BRIEF: Verbatim copy, images omitted: return the full listing.
═══ MATERIAL FOR THIS EXERCISE
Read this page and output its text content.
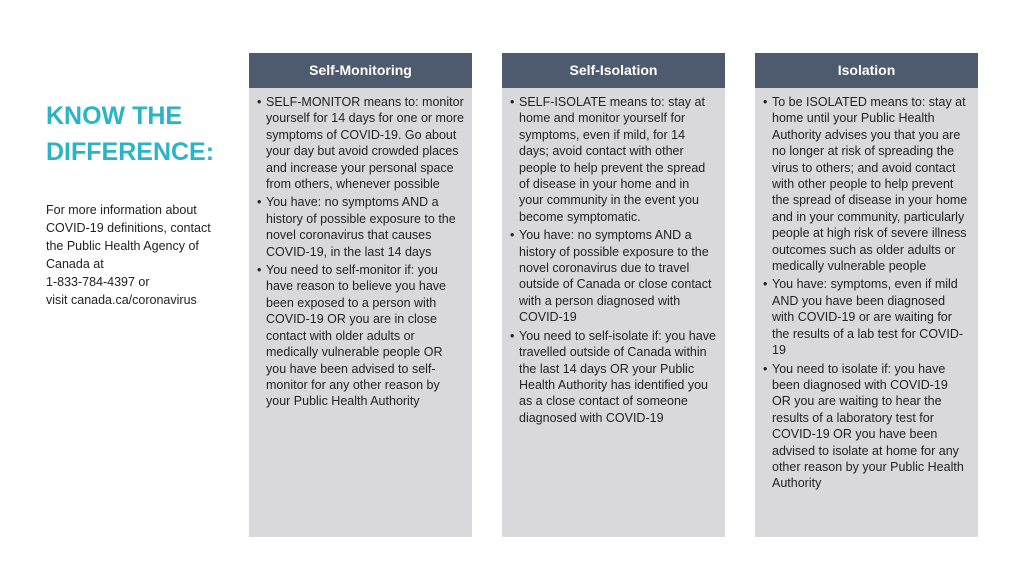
KNOW THE
DIFFERENCE:
For more information about
COVID-19 definitions, contact
the Public Health Agency of
Canada at
1-833-784-4397 or
visit canada.ca/coronavirus
Self-Monitoring
• SELF-MONITOR means to: monitor yourself for 14 days for one or more symptoms of COVID-19. Go about your day but avoid crowded places and increase your personal space from others, whenever possible
• You have: no symptoms AND a history of possible exposure to the novel coronavirus that causes COVID-19, in the last 14 days
• You need to self-monitor if: you have reason to believe you have been exposed to a person with COVID-19 OR you are in close contact with older adults or medically vulnerable people OR you have been advised to self-monitor for any other reason by your Public Health Authority
Self-Isolation
• SELF-ISOLATE means to: stay at home and monitor yourself for symptoms, even if mild, for 14 days; avoid contact with other people to help prevent the spread of disease in your home and in your community in the event you become symptomatic.
• You have: no symptoms AND a history of possible exposure to the novel coronavirus due to travel outside of Canada or close contact with a person diagnosed with COVID-19
• You need to self-isolate if: you have travelled outside of Canada within the last 14 days OR your Public Health Authority has identified you as a close contact of someone diagnosed with COVID-19
Isolation
• To be ISOLATED means to: stay at home until your Public Health Authority advises you that you are no longer at risk of spreading the virus to others; and avoid contact with other people to help prevent the spread of disease in your home and in your community, particularly people at high risk of severe illness outcomes such as older adults or medically vulnerable people
• You have: symptoms, even if mild AND you have been diagnosed with COVID-19 or are waiting for the results of a lab test for COVID-19
• You need to isolate if: you have been diagnosed with COVID-19 OR you are waiting to hear the results of a laboratory test for COVID-19 OR you have been advised to isolate at home for any other reason by your Public Health Authority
══════
EXERCISE ANSWER:
Read this page and output its text content.
KNOW THE
DIFFERENCE:
For more information about
COVID-19 definitions, contact
the Public Health Agency of
Canada at
1-833-784-4397 or
visit canada.ca/coronavirus
Self-Monitoring
• SELF-MONITOR means to: monitor yourself for 14 days for one or more symptoms of COVID-19. Go about your day but avoid crowded places and increase your personal space from others, whenever possible
• You have: no symptoms AND a history of possible exposure to the novel coronavirus that causes COVID-19, in the last 14 days
• You need to self-monitor if: you have reason to believe you have been exposed to a person with COVID-19 OR you are in close contact with older adults or medically vulnerable people OR you have been advised to self-monitor for any other reason by your Public Health Authority
Self-Isolation
• SELF-ISOLATE means to: stay at home and monitor yourself for symptoms, even if mild, for 14 days; avoid contact with other people to help prevent the spread of disease in your home and in your community in the event you become symptomatic.
• You have: no symptoms AND a history of possible exposure to the novel coronavirus due to travel outside of Canada or close contact with a person diagnosed with COVID-19
• You need to self-isolate if: you have travelled outside of Canada within the last 14 days OR your Public Health Authority has identified you as a close contact of someone diagnosed with COVID-19
Isolation
• To be ISOLATED means to: stay at home until your Public Health Authority advises you that you are no longer at risk of spreading the virus to others; and avoid contact with other people to help prevent the spread of disease in your home and in your community, particularly people at high risk of severe illness outcomes such as older adults or medically vulnerable people
• You have: symptoms, even if mild AND you have been diagnosed with COVID-19 or are waiting for the results of a lab test for COVID-19
• You need to isolate if: you have been diagnosed with COVID-19 OR you are waiting to hear the results of a laboratory test for COVID-19 OR you have been advised to isolate at home for any other reason by your Public Health Authority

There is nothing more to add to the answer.